* **GOAL**
Which lines in the records below contain the word "成中心对称的两个图形中"? Copy each one out.

* **STORED RECORDS**
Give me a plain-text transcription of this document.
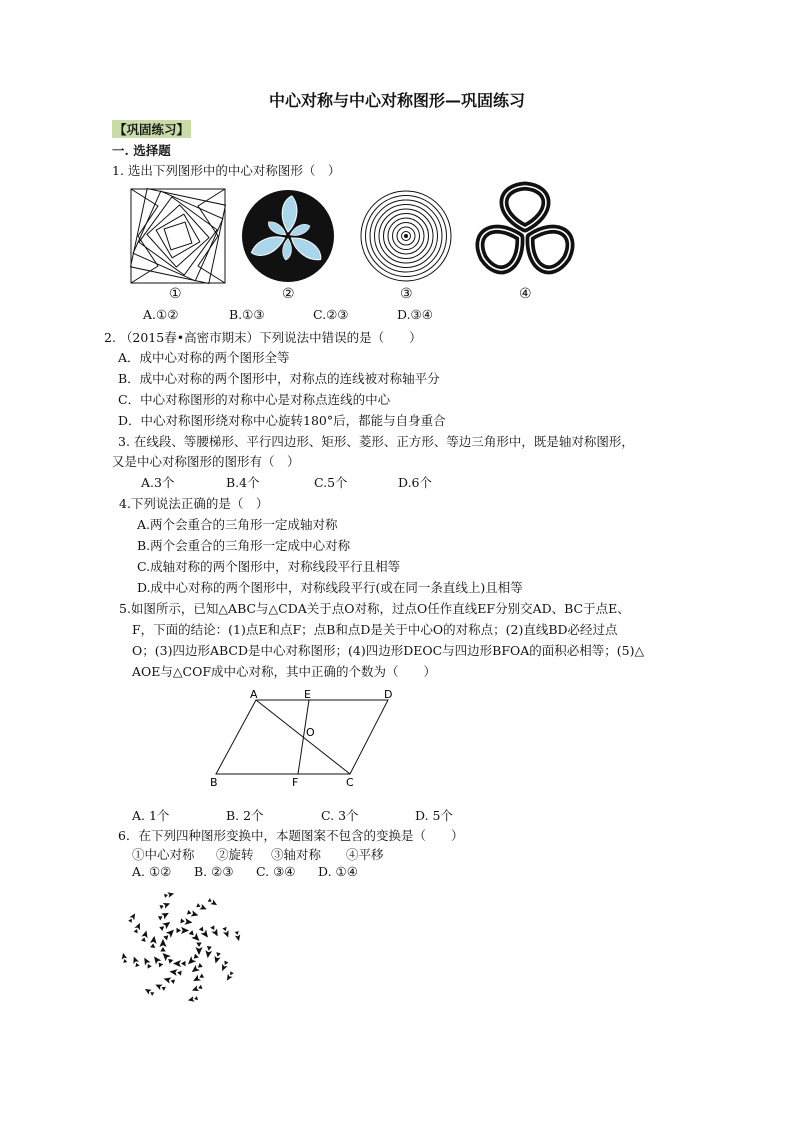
中心对称与中心对称图形—巩固练习
【巩固练习】
一. 选择题
1. 选出下列图形中的中心对称图形（　）
①	②	③	④
A.①②	B.①③	C.②③	D.③④
2. （2015春•高密市期末）下列说法中错误的是（　　）
A．成中心对称的两个图形全等
B．成中心对称的两个图形中，对称点的连线被对称轴平分
C．中心对称图形的对称中心是对称点连线的中心
D．中心对称图形绕对称中心旋转180°后，都能与自身重合
3. 在线段、等腰梯形、平行四边形、矩形、菱形、正方形、等边三角形中，既是轴对称图形，
又是中心对称图形的图形有（　）
A.3个	B.4个	C.5个	D.6个
4.下列说法正确的是（　）
A.两个会重合的三角形一定成轴对称
B.两个会重合的三角形一定成中心对称
C.成轴对称的两个图形中，对称线段平行且相等
D.成中心对称的两个图形中，对称线段平行(或在同一条直线上)且相等
5.如图所示，已知△ABC与△CDA关于点O对称，过点O任作直线EF分别交AD、BC于点E、
F，下面的结论：(1)点E和点F；点B和点D是关于中心O的对称点；(2)直线BD必经过点
O；(3)四边形ABCD是中心对称图形；(4)四边形DEOC与四边形BFOA的面积必相等；(5)△
AOE与△COF成中心对称，其中正确的个数为（　　）
A	E	D
O
B	F	C
A. 1个	B. 2个	C. 3个	D. 5个
6．在下列四种图形变换中，本题图案不包含的变换是（　　）
①中心对称 ②旋转 ③轴对称 ④平移
A. ①② B. ②③ C. ③④ D. ①④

* **RESULT BELOW**
B．成中心对称的两个图形中，对称点的连线被对称轴平分
D.成中心对称的两个图形中，对称线段平行(或在同一条直线上)且相等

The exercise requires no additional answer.